# [REQUEST 1]
From the page on nonexistent regex capture groups below, list every item that the "How can I find it?" section says to check.
# [REQUEST 2]
Continue the page on nonexistent regex capture groups, which appears below, from its final sentence.

# [PAGE EXCERPT]
Using a Nonexistent Regex Capture Group¶
Gixy Check ID: invalid_regex
When using regular expressions with capturing groups in NGINX directives like rewrite or within if conditions, you can reference these captured groups using $1, $2, etc. in replacement strings or subsequent directives. However, if you reference a capture group that doesn't exist in the regex pattern, NGINX will treat it as an empty string, which can lead to unexpected behavior.
How can I find it?¶
You should check:
- rewrite directives where the replacement string references capture groups (e.g., $1, $2) that don't exist in the regex pattern
- set directives inside if blocks that reference capture groups from the if condition's regex pattern
- Non-capturing groups like (?:...) or inline modifiers like (?i) which don't create numbered capture groups
Examples¶
Example 1: Non-capturing inline modifier¶
Problematic configuration:
server {
location / {
# (?i) is a case-insensitive flag, NOT a capturing group
rewrite "(?i)/" $1 break;
}
}
Issue: The pattern (?i)/ uses (?i) to enable case-insensitive matching, but it doesn't create a capturing group. The $1 reference will be empty.
Fix:
server {
location / {
# Add parentheses to create a capturing group
rewrite "(?i)/(.*)" /$1 break;
}
}
Example 2: Missing capture groups¶
Problematic configuration:
server {
location / {
rewrite "^/path" $1 redirect;
}
}
Issue: The pattern ^/path has no capturing groups, so $1 will be empty.

# [INFORMATION SHOWN]
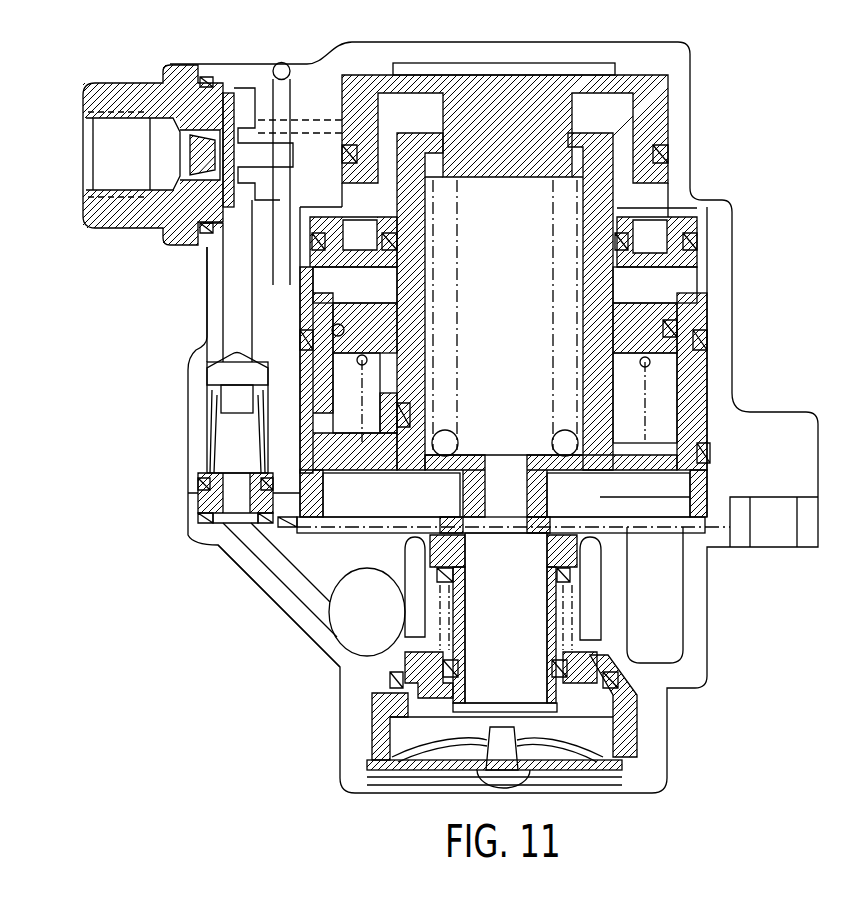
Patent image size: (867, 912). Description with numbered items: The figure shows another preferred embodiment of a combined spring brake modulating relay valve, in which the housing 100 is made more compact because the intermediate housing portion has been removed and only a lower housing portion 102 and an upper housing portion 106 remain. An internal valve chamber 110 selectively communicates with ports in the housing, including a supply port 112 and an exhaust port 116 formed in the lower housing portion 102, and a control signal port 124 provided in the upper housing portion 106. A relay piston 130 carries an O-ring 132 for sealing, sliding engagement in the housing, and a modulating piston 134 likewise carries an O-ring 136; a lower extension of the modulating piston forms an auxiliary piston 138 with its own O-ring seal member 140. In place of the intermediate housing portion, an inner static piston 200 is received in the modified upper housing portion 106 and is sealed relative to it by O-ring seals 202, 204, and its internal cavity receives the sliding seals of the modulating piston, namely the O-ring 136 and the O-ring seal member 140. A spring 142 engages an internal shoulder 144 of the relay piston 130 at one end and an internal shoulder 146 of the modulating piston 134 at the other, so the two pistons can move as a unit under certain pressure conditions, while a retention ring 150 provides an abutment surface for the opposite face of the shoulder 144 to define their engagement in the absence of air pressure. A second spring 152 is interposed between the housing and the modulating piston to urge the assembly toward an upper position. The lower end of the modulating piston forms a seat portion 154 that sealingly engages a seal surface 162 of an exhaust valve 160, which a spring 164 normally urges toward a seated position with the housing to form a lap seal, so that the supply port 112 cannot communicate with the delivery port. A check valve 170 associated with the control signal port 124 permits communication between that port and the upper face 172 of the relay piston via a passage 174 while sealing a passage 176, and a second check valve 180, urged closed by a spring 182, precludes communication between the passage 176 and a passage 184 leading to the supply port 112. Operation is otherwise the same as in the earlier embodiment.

The housing 100 is at (190, 533).
The lower housing portion 102 is at (251, 567).
The upper housing portion 106 is at (678, 117).
The valve chamber 110 is at (670, 597).
The supply port 112 is at (347, 641).
The exhaust port 116 is at (600, 776).
The control signal port 124 is at (85, 176).
The relay piston 130 is at (662, 88).
The O-ring 132 is at (670, 157).
The modulating piston 134 is at (590, 310).
The O-ring 136 is at (708, 320).
The auxiliary piston 138 is at (403, 395).
The O-ring seal member 140 is at (590, 407).
The spring 142 is at (563, 229).
The internal shoulder 144 is at (462, 168).
The internal shoulder 146 is at (537, 453).
The retention ring 150 is at (425, 152).
The spring 152 is at (360, 378).
The seat portion 154 is at (510, 538).
The exhaust valve 160 is at (547, 624).
The seal surface 162 is at (467, 541).
The spring 164 is at (450, 637).
The check valve 170 is at (226, 100).
The upper face 172 is at (581, 72).
The passage 174 is at (307, 120).
The passage 176 is at (288, 222).
The check valve 180 is at (213, 385).
The spring 182 is at (213, 435).
The passage 184 is at (293, 582).
The static piston 200 is at (702, 370).
The O-ring seal 202 is at (707, 340).
The O-ring seal 204 is at (708, 443).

# [ANSWER 1]
- rewrite directives whose replacement string references capture groups (e.g., $1, $2) that don't exist in the regex pattern
- set directives inside if blocks that reference capture groups from the if condition's regex pattern
- Non-capturing groups like (?:...) or inline modifiers like (?i), which don't create numbered capture groups

# [ANSWER 2]
Fix:
server {
location / {
# Either remove the unnecessary $1 reference
rewrite "^/path" /newpath redirect;
# Or add a capturing group if needed
rewrite "^/path/(.*)$" /newpath/$1 redirect;
}
}
Example 3: Referencing wrong group number¶
Problematic configuration:
server {
location / {
# Pattern has only 1 capturing group, but references $2
rewrite "^/(.*)$" /$1/$2 break;
}
}
Issue: The pattern only has one capturing group (.*), but the replacement references both $1 and $2. The $2 will be empty.
Fix:
server {
location / {
# Add a second capturing group if needed
rewrite "^/([^/]+)/(.*)$" /$2/$1 break;
# Or remove the invalid reference
rewrite "^/(.*)$" /prefix/$1 break;
}
}
Example 4: Set in if block¶
Problematic configuration:
server {
location / {
if ($uri ~ "^/path") {
set $x $1; # $1 doesn't exist
}
}
}
Issue: The regex pattern in the if condition has no capturing groups, so $1 is undefined.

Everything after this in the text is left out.